**STATED GOAL:** Print every line of each row below again, word for word, for all the rows.

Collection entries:
-- START --
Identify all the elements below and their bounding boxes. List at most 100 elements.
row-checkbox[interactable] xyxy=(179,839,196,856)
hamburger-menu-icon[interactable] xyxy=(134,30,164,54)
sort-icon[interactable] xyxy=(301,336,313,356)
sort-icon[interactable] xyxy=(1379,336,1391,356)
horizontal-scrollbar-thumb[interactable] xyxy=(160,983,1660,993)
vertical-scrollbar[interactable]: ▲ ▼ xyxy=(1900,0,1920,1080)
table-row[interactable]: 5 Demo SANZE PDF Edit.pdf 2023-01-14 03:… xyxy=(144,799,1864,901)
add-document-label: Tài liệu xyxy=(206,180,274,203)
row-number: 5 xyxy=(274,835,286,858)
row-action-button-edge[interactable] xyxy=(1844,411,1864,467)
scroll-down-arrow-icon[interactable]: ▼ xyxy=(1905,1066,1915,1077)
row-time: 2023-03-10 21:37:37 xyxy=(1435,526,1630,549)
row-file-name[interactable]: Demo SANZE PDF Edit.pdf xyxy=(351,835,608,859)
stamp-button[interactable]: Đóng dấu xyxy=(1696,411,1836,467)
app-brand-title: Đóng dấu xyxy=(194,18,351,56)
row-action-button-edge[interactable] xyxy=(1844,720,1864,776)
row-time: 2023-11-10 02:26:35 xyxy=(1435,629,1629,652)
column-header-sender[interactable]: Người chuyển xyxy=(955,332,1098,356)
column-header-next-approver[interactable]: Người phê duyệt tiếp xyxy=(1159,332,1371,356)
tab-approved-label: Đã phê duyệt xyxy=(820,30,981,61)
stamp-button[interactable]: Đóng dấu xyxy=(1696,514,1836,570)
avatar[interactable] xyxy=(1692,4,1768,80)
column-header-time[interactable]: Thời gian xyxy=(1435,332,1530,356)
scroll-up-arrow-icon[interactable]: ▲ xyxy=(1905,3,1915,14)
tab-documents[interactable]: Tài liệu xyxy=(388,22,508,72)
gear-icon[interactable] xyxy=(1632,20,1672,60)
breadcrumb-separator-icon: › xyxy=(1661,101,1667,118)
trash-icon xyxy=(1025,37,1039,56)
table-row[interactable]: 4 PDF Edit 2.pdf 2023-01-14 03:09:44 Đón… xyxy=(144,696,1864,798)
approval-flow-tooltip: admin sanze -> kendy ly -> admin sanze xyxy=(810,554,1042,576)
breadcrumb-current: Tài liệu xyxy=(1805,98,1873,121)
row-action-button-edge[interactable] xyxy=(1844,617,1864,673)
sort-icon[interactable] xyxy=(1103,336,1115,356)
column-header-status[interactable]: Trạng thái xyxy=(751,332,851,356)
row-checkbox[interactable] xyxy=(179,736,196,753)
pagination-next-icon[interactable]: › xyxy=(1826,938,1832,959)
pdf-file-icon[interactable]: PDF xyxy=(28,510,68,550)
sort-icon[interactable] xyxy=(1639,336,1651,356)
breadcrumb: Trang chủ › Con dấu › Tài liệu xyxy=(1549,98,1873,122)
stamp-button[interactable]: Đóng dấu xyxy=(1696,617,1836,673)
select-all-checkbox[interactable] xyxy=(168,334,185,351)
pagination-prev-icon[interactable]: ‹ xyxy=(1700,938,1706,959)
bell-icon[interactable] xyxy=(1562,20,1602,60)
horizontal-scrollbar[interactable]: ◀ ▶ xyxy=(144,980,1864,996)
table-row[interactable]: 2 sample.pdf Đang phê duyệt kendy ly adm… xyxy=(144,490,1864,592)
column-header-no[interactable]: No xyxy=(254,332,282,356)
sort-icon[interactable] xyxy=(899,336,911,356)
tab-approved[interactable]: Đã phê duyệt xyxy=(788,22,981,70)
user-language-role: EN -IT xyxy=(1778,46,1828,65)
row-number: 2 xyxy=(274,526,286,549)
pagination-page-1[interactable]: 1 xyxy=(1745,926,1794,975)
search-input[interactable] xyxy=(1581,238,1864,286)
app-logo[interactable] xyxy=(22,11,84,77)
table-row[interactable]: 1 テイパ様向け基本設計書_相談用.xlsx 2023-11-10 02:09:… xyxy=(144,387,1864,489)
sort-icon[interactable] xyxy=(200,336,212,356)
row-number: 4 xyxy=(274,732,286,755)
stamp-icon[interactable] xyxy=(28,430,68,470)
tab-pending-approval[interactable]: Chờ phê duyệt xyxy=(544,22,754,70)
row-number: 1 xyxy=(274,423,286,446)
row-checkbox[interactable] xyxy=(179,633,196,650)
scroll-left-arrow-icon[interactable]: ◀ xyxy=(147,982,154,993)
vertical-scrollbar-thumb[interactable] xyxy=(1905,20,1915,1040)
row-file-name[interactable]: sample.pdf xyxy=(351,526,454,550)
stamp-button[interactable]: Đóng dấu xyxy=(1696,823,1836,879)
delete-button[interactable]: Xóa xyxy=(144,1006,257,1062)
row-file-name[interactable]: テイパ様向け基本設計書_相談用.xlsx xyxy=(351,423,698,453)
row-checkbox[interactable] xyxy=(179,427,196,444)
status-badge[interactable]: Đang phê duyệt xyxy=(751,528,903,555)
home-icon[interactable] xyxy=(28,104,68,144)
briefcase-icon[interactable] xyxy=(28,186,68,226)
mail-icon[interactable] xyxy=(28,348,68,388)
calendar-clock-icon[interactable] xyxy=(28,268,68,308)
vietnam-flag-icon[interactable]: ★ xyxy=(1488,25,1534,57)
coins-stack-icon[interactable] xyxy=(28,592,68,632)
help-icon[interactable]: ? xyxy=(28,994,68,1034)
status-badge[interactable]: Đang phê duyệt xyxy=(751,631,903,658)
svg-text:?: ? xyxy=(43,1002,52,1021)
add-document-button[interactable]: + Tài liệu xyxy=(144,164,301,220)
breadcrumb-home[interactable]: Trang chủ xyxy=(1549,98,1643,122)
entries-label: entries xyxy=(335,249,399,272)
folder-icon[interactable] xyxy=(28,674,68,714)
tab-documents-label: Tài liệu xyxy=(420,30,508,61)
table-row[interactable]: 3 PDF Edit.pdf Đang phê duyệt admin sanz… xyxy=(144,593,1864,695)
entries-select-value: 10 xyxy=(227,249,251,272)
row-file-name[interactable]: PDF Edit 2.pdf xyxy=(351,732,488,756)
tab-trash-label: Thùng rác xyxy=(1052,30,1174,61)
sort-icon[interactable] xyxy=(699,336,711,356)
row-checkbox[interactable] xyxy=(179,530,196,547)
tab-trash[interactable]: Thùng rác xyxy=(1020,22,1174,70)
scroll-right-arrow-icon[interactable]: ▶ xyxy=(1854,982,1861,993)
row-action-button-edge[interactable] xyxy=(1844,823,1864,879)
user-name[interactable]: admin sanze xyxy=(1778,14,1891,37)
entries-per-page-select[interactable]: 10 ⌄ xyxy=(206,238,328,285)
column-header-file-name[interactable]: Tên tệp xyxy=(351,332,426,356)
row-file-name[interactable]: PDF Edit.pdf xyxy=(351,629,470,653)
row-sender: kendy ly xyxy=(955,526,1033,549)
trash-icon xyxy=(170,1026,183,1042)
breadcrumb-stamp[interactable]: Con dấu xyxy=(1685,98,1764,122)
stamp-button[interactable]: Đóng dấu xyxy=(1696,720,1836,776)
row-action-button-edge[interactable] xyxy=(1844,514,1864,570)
-- END --
**COMPLETED EXERCISE:**
Identify all the elements below and their bounding boxes. List at most 100 elements.
row-checkbox[interactable] xyxy=(179,839,196,856)
hamburger-menu-icon[interactable] xyxy=(134,30,164,54)
sort-icon[interactable] xyxy=(301,336,313,356)
sort-icon[interactable] xyxy=(1379,336,1391,356)
horizontal-scrollbar-thumb[interactable] xyxy=(160,983,1660,993)
vertical-scrollbar[interactable]: ▲ ▼ xyxy=(1900,0,1920,1080)
table-row[interactable]: 5 Demo SANZE PDF Edit.pdf 2023-01-14 03:… xyxy=(144,799,1864,901)
add-document-label: Tài liệu xyxy=(206,180,274,203)
row-number: 5 xyxy=(274,835,286,858)
row-action-button-edge[interactable] xyxy=(1844,411,1864,467)
scroll-down-arrow-icon[interactable]: ▼ xyxy=(1905,1066,1915,1077)
row-time: 2023-03-10 21:37:37 xyxy=(1435,526,1630,549)
row-file-name[interactable]: Demo SANZE PDF Edit.pdf xyxy=(351,835,608,859)
stamp-button[interactable]: Đóng dấu xyxy=(1696,411,1836,467)
app-brand-title: Đóng dấu xyxy=(194,18,351,56)
row-action-button-edge[interactable] xyxy=(1844,720,1864,776)
row-time: 2023-11-10 02:26:35 xyxy=(1435,629,1629,652)
column-header-sender[interactable]: Người chuyển xyxy=(955,332,1098,356)
column-header-next-approver[interactable]: Người phê duyệt tiếp xyxy=(1159,332,1371,356)
tab-approved-label: Đã phê duyệt xyxy=(820,30,981,61)
stamp-button[interactable]: Đóng dấu xyxy=(1696,514,1836,570)
avatar[interactable] xyxy=(1692,4,1768,80)
column-header-time[interactable]: Thời gian xyxy=(1435,332,1530,356)
scroll-up-arrow-icon[interactable]: ▲ xyxy=(1905,3,1915,14)
tab-documents[interactable]: Tài liệu xyxy=(388,22,508,72)
gear-icon[interactable] xyxy=(1632,20,1672,60)
breadcrumb-separator-icon: › xyxy=(1661,101,1667,118)
trash-icon xyxy=(1025,37,1039,56)
table-row[interactable]: 4 PDF Edit 2.pdf 2023-01-14 03:09:44 Đón… xyxy=(144,696,1864,798)
approval-flow-tooltip: admin sanze -> kendy ly -> admin sanze xyxy=(810,554,1042,576)
breadcrumb-current: Tài liệu xyxy=(1805,98,1873,121)
row-action-button-edge[interactable] xyxy=(1844,617,1864,673)
sort-icon[interactable] xyxy=(1103,336,1115,356)
column-header-status[interactable]: Trạng thái xyxy=(751,332,851,356)
row-checkbox[interactable] xyxy=(179,736,196,753)
pagination-next-icon[interactable]: › xyxy=(1826,938,1832,959)
pdf-file-icon[interactable]: PDF xyxy=(28,510,68,550)
sort-icon[interactable] xyxy=(1639,336,1651,356)
breadcrumb: Trang chủ › Con dấu › Tài liệu xyxy=(1549,98,1873,122)
stamp-button[interactable]: Đóng dấu xyxy=(1696,617,1836,673)
select-all-checkbox[interactable] xyxy=(168,334,185,351)
pagination-prev-icon[interactable]: ‹ xyxy=(1700,938,1706,959)
bell-icon[interactable] xyxy=(1562,20,1602,60)
horizontal-scrollbar[interactable]: ◀ ▶ xyxy=(144,980,1864,996)
table-row[interactable]: 2 sample.pdf Đang phê duyệt kendy ly adm… xyxy=(144,490,1864,592)
column-header-no[interactable]: No xyxy=(254,332,282,356)
sort-icon[interactable] xyxy=(899,336,911,356)
tab-approved[interactable]: Đã phê duyệt xyxy=(788,22,981,70)
user-language-role: EN -IT xyxy=(1778,46,1828,65)
row-number: 2 xyxy=(274,526,286,549)
pagination-page-1[interactable]: 1 xyxy=(1745,926,1794,975)
search-input[interactable] xyxy=(1581,238,1864,286)
app-logo[interactable] xyxy=(22,11,84,77)
table-row[interactable]: 1 テイパ様向け基本設計書_相談用.xlsx 2023-11-10 02:09:… xyxy=(144,387,1864,489)
sort-icon[interactable] xyxy=(200,336,212,356)
row-number: 4 xyxy=(274,732,286,755)
stamp-icon[interactable] xyxy=(28,430,68,470)
tab-pending-approval[interactable]: Chờ phê duyệt xyxy=(544,22,754,70)
row-number: 1 xyxy=(274,423,286,446)
row-checkbox[interactable] xyxy=(179,633,196,650)
scroll-left-arrow-icon[interactable]: ◀ xyxy=(147,982,154,993)
vertical-scrollbar-thumb[interactable] xyxy=(1905,20,1915,1040)
row-file-name[interactable]: sample.pdf xyxy=(351,526,454,550)
stamp-button[interactable]: Đóng dấu xyxy=(1696,823,1836,879)
delete-button[interactable]: Xóa xyxy=(144,1006,257,1062)
row-file-name[interactable]: テイパ様向け基本設計書_相談用.xlsx xyxy=(351,423,698,453)
row-checkbox[interactable] xyxy=(179,427,196,444)
status-badge[interactable]: Đang phê duyệt xyxy=(751,528,903,555)
home-icon[interactable] xyxy=(28,104,68,144)
briefcase-icon[interactable] xyxy=(28,186,68,226)
mail-icon[interactable] xyxy=(28,348,68,388)
calendar-clock-icon[interactable] xyxy=(28,268,68,308)
vietnam-flag-icon[interactable]: ★ xyxy=(1488,25,1534,57)
coins-stack-icon[interactable] xyxy=(28,592,68,632)
help-icon[interactable]: ? xyxy=(28,994,68,1034)
status-badge[interactable]: Đang phê duyệt xyxy=(751,631,903,658)
svg-text:?: ? xyxy=(43,1002,52,1021)
add-document-button[interactable]: + Tài liệu xyxy=(144,164,301,220)
breadcrumb-home[interactable]: Trang chủ xyxy=(1549,98,1643,122)
entries-label: entries xyxy=(335,249,399,272)
folder-icon[interactable] xyxy=(28,674,68,714)
tab-documents-label: Tài liệu xyxy=(420,30,508,61)
table-row[interactable]: 3 PDF Edit.pdf Đang phê duyệt admin sanz… xyxy=(144,593,1864,695)
entries-select-value: 10 xyxy=(227,249,251,272)
row-file-name[interactable]: PDF Edit 2.pdf xyxy=(351,732,488,756)
tab-trash-label: Thùng rác xyxy=(1052,30,1174,61)
sort-icon[interactable] xyxy=(699,336,711,356)
row-checkbox[interactable] xyxy=(179,530,196,547)
tab-trash[interactable]: Thùng rác xyxy=(1020,22,1174,70)
scroll-right-arrow-icon[interactable]: ▶ xyxy=(1854,982,1861,993)
row-action-button-edge[interactable] xyxy=(1844,823,1864,879)
user-name[interactable]: admin sanze xyxy=(1778,14,1891,37)
entries-per-page-select[interactable]: 10 ⌄ xyxy=(206,238,328,285)
column-header-file-name[interactable]: Tên tệp xyxy=(351,332,426,356)
row-file-name[interactable]: PDF Edit.pdf xyxy=(351,629,470,653)
row-sender: kendy ly xyxy=(955,526,1033,549)
trash-icon xyxy=(170,1026,183,1042)
breadcrumb-stamp[interactable]: Con dấu xyxy=(1685,98,1764,122)
stamp-button[interactable]: Đóng dấu xyxy=(1696,720,1836,776)
row-action-button-edge[interactable] xyxy=(1844,514,1864,570)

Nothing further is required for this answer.